AIM.
Tally the lines containing the word "para", and report the tally alone.

[start]

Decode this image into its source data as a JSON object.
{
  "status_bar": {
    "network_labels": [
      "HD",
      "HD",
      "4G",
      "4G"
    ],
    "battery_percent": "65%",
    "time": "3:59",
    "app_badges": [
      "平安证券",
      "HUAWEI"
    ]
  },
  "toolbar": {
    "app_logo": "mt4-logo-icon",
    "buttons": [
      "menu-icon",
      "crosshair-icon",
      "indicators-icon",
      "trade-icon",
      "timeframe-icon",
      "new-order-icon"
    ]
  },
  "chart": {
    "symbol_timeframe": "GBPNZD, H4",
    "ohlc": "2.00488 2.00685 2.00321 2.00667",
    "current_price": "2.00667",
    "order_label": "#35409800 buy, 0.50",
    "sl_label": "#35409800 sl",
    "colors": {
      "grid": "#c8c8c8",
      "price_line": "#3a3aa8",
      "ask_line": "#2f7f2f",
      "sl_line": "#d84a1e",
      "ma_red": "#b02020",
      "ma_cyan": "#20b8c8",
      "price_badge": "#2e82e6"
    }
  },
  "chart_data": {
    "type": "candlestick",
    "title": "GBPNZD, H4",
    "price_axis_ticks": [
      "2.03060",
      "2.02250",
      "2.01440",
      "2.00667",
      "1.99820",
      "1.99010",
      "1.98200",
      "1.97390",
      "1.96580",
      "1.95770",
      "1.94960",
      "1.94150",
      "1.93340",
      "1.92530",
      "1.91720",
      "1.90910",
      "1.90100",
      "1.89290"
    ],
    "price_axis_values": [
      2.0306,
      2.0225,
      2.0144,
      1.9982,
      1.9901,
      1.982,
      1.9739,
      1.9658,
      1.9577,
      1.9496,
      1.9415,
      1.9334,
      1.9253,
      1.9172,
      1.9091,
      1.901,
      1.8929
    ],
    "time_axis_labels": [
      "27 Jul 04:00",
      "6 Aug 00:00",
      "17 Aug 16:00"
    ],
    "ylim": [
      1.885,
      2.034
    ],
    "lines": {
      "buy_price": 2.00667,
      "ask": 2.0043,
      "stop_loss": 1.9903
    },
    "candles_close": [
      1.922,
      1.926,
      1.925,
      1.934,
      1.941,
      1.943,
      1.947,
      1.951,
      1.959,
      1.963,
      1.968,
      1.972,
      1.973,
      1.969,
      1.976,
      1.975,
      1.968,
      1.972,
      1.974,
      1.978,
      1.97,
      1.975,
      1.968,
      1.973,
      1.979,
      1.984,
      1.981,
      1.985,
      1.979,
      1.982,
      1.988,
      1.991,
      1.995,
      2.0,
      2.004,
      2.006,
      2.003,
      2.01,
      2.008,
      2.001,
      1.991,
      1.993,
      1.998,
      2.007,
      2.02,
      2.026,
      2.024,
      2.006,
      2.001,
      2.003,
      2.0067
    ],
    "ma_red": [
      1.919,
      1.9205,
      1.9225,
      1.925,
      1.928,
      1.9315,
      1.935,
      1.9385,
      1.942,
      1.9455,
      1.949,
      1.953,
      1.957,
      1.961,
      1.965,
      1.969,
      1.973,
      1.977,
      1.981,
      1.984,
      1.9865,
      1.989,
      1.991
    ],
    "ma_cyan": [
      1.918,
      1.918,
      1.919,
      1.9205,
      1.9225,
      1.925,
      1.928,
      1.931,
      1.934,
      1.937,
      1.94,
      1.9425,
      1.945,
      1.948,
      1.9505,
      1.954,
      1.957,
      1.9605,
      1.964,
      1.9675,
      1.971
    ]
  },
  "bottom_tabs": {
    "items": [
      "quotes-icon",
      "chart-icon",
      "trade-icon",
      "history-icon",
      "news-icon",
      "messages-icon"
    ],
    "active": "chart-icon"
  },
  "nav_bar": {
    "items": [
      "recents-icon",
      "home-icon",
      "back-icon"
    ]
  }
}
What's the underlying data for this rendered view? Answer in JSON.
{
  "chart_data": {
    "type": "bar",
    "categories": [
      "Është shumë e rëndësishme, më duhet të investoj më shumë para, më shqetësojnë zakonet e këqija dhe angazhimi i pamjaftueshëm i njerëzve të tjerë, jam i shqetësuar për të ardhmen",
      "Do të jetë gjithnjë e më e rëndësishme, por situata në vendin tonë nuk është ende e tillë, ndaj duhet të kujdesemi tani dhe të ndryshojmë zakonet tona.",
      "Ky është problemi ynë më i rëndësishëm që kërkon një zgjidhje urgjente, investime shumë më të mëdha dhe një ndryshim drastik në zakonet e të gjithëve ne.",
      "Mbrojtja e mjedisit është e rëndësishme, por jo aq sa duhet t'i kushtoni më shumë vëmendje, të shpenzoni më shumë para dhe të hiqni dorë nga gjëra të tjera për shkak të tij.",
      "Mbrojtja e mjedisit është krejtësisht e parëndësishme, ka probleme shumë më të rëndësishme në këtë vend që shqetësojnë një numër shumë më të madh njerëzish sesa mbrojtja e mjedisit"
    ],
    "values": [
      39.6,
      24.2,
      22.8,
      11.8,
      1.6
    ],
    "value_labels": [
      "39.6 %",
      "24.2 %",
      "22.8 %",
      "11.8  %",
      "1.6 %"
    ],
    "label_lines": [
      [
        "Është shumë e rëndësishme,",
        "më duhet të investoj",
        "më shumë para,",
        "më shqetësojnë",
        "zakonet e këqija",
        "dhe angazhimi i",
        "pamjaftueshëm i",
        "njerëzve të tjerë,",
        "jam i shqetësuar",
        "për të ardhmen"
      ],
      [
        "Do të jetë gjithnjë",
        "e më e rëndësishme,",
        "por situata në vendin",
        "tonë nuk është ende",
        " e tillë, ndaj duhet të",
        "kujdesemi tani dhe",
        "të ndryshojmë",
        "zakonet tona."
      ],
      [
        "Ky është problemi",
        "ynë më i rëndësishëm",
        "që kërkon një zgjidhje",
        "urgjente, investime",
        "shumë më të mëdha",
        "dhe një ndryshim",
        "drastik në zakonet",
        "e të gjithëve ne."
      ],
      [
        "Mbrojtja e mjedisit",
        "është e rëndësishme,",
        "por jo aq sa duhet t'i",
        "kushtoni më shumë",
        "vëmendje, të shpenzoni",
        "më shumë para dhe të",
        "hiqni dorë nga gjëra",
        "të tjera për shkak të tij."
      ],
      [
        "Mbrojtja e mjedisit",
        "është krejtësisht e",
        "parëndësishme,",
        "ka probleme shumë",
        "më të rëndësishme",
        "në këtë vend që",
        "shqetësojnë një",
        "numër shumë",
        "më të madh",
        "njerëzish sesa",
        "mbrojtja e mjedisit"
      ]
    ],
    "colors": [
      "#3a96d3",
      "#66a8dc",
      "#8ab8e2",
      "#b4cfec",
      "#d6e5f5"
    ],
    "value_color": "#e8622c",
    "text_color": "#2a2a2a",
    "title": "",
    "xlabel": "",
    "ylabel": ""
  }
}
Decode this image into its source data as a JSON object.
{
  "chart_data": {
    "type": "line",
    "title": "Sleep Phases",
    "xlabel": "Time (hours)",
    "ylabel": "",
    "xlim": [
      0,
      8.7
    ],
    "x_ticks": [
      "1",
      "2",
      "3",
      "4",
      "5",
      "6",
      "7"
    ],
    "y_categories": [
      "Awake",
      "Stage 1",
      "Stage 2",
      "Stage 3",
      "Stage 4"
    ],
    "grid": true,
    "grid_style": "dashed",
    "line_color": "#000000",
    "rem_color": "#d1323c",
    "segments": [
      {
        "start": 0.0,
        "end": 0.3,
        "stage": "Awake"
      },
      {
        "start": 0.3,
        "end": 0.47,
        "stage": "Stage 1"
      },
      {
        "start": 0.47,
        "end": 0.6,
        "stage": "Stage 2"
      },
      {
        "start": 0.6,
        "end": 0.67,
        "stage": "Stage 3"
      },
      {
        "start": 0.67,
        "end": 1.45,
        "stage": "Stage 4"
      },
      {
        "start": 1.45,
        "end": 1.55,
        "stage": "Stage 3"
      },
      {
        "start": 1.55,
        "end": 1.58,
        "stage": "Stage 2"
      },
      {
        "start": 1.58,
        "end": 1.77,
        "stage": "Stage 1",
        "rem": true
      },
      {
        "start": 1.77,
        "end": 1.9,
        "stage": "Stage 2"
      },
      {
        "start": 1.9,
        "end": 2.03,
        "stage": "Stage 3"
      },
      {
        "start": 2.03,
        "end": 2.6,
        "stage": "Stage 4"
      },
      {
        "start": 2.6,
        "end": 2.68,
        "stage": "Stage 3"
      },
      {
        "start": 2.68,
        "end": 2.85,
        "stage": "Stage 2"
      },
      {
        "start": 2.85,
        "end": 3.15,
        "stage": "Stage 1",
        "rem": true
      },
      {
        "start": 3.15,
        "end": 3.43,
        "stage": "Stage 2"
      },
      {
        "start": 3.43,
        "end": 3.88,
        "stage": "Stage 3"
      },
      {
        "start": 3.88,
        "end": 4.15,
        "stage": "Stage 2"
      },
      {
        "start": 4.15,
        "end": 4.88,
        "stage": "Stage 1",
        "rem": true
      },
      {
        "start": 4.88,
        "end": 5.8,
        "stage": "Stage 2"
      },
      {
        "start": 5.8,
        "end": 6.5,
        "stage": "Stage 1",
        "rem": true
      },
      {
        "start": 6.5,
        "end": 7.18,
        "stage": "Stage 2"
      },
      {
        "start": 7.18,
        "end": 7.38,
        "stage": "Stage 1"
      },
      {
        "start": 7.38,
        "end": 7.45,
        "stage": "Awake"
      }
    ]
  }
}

[end]

RESPONSE FOR THIS EXERCISE.
4